
# Denmark, Germany, Italy, Spain and Sweden.

df = df[(df['country']=='Denmark') | (df['country']=='Germany') | (df['country']=='Italy') | (df['country']=='Spain') | (df['country']=='Sweden')]

In [8]:
## Transform and split timestamp in year and month since the analysis is focused on monthly granularity

# Format "year_week" into datetime data
df['year_week'] = df['year_week'].apply(lambda x: str(utils.datetime_formating(x).to_period('M')) )

# Rename Columns year_week to timestamp. 
df.rename(columns={'year_week': 'timestamp'}, inplace=True)

# 

In [9]:
group = df.groupby('country')
Population = group.apply(lambda x: x['population'].unique())
population_dict = dict(zip(list(Population.index), list(map(int, (list(Population.values))))))

In [10]:
df.drop(['population'], axis=1, inplace = True)

In [11]:
df['testing_rate']=df['testing_rate']/1000

In [12]:
df=df.groupby(['timestamp','country']).sum().reset_index()

In [13]:
output_notebook() # open the bokeh viz on the notebook.

## Data Analysis and Visualization

In [14]:
from bokeh.models import Range1d

In [17]:
import numpy as np

from bokeh.io import curdoc, show
from bokeh.models import ColumnDataSource, Grid, HBar, LinearAxis, Plot

x = list(population_dict.values())

factors = list(population_dict.keys())

fig1 = figure(title="Population", toolbar_location=None,

tools="hover", tooltips="@x",

y_range=factors, x_range=[0,105000000],x_axis_label='year_month',

plot_width=800, plot_height=200)

fig1.segment(0, factors, x, factors, line_width=2, line_color="#3182bd")

fig1.circle(x, factors, size=15, fill_color="#9ecae1", line_color="#3182bd", line_width=3)

fig1.xgrid.grid_line_color = None

fig1.ygrid.grid_line_color = None

In [18]:
p1 = utils.create_bokeh_bars(df, 'new_cases' )
tab1 = Panel(child=p1, title="new_cases")

p2 = utils.create_bokeh_bars(df, 'tests_done')
tab2 = Panel(child=p2, title="tests_done")

p3 = utils.create_bokeh_bars(df, 'testing_rate')
tab3 = Panel(child=p3, title="testing_rate")

p4 = utils.create_bokeh_bars(df, 'positivity_rate')
tab4 = Panel(child=p4, title="positivity_rate")

from bokeh.plotting import figure, show

p5 = figure(width=400, height=400, title= "Correlation New Cases - Test Done")
p5.circle([1, 2, 3, 4, 5], [6, 7, 2, 4, 5], size=20, color="navy", alpha=0.5)
tab5 = Panel(child=p5, title="Correlation New Cases - Test Done ")


tabs = Tabs(tabs=[ tab1, tab2, tab3, tab4, tab5 ])
show(fig1)
show(tabs)

- _DATASET RECORDS_:
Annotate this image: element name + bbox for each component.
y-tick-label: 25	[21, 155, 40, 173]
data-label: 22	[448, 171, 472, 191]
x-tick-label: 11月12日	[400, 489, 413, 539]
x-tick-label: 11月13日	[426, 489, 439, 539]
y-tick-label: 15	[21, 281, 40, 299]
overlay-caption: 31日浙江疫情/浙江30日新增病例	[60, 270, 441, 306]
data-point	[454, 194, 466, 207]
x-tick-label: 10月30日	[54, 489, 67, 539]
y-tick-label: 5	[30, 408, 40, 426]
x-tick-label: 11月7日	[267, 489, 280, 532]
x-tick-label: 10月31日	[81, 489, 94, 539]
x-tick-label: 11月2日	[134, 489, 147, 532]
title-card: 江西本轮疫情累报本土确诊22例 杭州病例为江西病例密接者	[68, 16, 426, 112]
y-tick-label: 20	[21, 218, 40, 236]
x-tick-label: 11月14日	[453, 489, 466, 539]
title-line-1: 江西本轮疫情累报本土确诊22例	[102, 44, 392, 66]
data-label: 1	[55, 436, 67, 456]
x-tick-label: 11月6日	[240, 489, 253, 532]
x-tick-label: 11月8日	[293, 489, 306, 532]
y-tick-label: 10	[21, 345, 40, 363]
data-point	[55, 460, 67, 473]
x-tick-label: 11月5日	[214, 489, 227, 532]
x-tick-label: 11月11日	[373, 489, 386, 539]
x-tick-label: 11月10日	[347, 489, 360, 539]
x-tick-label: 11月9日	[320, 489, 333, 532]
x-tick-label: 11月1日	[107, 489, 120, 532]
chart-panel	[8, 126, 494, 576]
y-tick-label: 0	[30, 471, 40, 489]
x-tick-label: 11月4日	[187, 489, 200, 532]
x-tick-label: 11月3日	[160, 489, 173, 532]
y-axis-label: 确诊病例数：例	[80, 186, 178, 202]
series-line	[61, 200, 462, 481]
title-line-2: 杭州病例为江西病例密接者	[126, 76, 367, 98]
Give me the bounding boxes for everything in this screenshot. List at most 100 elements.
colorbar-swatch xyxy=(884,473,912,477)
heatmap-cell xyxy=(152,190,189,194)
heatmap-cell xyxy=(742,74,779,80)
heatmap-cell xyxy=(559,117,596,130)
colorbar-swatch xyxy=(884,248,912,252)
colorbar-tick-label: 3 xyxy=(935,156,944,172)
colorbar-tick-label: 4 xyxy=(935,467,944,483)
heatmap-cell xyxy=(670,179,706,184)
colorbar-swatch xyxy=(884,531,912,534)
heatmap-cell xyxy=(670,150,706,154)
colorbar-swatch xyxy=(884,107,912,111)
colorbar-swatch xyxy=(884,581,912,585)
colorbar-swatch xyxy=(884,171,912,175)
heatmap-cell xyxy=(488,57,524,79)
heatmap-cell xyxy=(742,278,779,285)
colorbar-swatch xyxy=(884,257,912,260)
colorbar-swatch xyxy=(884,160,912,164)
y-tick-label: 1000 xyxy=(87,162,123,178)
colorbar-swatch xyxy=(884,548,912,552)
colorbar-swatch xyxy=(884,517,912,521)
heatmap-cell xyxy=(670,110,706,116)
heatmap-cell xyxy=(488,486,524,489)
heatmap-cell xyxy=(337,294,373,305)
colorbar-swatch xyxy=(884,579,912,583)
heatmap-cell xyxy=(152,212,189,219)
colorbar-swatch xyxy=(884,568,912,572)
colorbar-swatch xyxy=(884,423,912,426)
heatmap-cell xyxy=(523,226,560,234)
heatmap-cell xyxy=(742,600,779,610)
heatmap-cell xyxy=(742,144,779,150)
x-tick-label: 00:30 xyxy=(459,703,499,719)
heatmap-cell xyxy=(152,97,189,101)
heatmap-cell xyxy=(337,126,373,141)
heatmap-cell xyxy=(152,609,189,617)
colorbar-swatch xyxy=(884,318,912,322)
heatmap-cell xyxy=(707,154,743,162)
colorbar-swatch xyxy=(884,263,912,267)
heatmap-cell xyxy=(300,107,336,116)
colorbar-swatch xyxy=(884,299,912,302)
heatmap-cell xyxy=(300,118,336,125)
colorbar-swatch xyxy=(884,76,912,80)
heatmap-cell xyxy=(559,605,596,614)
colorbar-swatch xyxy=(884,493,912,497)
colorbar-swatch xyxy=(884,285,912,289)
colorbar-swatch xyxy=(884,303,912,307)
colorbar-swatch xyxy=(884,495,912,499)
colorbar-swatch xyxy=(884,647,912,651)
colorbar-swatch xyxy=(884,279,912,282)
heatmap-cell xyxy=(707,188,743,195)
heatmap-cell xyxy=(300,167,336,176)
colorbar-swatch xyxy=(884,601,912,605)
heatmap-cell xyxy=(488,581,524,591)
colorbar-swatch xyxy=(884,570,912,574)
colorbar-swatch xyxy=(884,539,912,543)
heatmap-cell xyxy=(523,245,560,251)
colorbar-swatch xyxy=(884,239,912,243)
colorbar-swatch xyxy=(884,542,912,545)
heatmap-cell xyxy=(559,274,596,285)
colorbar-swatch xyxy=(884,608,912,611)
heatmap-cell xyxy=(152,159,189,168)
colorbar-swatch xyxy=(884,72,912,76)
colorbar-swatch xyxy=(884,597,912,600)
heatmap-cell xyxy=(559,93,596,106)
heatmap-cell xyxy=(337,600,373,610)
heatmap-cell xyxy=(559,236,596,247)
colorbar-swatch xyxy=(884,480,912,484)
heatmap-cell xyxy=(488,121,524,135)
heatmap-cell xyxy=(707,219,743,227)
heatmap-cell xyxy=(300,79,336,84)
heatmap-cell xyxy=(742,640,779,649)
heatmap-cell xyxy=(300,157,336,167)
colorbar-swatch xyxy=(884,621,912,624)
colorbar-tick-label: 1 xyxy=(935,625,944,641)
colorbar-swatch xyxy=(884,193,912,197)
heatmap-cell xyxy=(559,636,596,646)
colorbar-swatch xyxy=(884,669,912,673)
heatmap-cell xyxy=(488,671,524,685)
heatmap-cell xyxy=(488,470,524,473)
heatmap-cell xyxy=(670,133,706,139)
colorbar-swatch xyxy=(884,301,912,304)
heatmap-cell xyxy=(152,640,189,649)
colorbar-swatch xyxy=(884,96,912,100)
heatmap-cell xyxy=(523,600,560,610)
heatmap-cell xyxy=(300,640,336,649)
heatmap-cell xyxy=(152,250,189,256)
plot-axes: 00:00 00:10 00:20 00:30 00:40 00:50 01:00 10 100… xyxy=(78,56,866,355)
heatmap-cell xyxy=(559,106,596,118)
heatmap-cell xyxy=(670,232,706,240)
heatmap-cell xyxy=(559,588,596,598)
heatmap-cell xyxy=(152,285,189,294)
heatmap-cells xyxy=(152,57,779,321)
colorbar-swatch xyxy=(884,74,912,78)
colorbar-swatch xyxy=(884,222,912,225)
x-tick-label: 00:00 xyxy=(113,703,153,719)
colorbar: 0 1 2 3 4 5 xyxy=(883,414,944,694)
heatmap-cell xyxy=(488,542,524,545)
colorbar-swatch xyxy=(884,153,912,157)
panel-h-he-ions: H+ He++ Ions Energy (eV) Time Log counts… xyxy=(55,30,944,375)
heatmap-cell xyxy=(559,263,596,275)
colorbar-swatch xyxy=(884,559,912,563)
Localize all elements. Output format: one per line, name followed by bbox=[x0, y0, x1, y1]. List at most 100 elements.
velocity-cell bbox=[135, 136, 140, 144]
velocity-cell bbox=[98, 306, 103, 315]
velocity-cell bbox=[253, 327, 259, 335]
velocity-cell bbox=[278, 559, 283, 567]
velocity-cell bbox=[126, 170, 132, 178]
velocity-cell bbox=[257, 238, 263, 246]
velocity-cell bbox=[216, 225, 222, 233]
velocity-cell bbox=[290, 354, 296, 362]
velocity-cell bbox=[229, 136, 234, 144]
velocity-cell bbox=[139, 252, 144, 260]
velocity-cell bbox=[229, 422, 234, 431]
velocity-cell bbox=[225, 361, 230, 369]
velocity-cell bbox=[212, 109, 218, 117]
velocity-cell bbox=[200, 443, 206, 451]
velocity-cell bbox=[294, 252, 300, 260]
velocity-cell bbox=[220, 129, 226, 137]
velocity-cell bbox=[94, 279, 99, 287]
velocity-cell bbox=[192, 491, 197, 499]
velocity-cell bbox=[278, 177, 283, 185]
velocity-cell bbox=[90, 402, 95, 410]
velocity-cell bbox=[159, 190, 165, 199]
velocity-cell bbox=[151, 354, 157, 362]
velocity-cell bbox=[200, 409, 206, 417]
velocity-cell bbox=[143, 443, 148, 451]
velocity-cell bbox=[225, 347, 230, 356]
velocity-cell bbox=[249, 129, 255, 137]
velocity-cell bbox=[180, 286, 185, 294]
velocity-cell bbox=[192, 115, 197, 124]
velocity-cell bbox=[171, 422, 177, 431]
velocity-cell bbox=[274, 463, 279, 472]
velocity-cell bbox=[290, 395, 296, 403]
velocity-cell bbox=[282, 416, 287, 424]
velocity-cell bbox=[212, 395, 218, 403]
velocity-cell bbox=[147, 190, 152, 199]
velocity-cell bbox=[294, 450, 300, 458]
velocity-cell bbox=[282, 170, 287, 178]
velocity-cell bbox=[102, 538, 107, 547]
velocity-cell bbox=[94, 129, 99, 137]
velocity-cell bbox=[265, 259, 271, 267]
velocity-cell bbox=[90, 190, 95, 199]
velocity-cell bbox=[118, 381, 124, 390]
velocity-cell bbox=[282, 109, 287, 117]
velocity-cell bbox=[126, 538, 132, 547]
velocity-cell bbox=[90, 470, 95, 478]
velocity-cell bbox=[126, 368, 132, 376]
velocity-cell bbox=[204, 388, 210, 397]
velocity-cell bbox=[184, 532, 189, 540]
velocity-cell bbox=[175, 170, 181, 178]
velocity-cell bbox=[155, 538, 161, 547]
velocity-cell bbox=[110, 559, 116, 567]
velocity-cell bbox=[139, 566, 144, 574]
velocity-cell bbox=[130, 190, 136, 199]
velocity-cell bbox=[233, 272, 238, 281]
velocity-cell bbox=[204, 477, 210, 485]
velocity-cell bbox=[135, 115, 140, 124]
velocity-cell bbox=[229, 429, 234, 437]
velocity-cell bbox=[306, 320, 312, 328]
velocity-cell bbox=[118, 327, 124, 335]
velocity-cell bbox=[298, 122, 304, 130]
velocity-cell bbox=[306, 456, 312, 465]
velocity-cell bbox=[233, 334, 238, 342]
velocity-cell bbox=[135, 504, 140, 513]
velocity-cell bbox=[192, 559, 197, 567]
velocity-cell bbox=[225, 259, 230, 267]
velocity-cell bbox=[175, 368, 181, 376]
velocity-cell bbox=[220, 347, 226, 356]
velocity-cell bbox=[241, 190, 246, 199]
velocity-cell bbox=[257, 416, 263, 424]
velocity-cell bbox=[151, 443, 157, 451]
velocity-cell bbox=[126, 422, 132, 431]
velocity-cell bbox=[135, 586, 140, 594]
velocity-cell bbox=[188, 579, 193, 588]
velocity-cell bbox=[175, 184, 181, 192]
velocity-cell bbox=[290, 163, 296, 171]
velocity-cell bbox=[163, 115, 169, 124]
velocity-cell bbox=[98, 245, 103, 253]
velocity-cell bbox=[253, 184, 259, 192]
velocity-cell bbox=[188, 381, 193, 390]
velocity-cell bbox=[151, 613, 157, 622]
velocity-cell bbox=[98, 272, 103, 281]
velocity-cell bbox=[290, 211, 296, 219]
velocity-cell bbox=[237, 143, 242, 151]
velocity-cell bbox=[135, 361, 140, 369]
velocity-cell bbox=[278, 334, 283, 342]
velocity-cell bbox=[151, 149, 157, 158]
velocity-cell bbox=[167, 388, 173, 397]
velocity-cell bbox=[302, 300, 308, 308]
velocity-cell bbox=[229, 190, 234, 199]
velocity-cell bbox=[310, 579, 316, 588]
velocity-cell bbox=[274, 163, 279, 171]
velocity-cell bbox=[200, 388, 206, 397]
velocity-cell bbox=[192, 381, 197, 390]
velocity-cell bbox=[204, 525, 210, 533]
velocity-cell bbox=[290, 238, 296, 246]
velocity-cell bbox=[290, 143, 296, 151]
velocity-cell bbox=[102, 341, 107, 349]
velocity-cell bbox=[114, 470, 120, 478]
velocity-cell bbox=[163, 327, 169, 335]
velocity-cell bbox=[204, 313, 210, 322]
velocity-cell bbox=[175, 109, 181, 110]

- _INSTRUCTIONS TO FOLLOW_: Reproduce everything in the notebook code from "fig1.xgrid.grid_line_color = None" down to "p2 = utils.create_bokeh_bars(df, 'tests_done')".

- _WRITTEN RESPONSE_:
fig1.xgrid.grid_line_color = None

fig1.ygrid.grid_line_color = None

In [18]:
p1 = utils.create_bokeh_bars(df, 'new_cases' )
tab1 = Panel(child=p1, title="new_cases")

p2 = utils.create_bokeh_bars(df, 'tests_done')